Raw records
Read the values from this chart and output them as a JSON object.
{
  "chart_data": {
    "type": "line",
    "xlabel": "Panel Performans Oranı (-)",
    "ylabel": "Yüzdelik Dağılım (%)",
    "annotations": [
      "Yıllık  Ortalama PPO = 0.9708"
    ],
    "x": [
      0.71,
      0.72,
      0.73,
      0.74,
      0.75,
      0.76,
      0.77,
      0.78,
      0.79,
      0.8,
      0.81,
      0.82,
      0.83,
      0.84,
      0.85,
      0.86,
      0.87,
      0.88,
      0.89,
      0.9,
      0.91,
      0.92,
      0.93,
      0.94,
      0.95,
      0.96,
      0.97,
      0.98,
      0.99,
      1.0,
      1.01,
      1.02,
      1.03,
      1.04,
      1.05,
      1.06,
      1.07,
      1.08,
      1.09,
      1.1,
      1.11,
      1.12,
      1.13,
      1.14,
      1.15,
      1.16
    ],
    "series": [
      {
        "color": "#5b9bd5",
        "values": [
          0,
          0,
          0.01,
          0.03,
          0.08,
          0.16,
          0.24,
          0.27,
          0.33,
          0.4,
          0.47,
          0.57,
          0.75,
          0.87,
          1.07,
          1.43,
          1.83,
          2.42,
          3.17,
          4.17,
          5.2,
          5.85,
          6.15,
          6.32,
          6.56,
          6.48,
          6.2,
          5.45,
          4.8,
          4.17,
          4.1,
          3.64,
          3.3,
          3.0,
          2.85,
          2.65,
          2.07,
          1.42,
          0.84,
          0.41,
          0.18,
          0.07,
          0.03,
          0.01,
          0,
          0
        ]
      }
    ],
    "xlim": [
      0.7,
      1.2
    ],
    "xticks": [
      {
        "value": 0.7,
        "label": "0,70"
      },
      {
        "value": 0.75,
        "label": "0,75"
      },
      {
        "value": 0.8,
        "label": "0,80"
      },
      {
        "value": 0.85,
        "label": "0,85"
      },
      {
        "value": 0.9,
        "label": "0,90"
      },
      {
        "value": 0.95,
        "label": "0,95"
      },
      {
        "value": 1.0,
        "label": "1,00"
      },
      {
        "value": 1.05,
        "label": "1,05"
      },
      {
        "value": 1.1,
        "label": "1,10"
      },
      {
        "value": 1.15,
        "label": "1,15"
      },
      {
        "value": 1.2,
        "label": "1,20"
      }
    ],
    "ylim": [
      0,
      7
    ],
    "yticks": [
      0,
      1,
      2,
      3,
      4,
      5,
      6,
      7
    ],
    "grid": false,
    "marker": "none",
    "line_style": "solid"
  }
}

### PROMPT
Find all lines holding the string "values" and copy them.

### WRITTEN REPLY
Read the values from this chart and output them as a JSON object.
        "values": [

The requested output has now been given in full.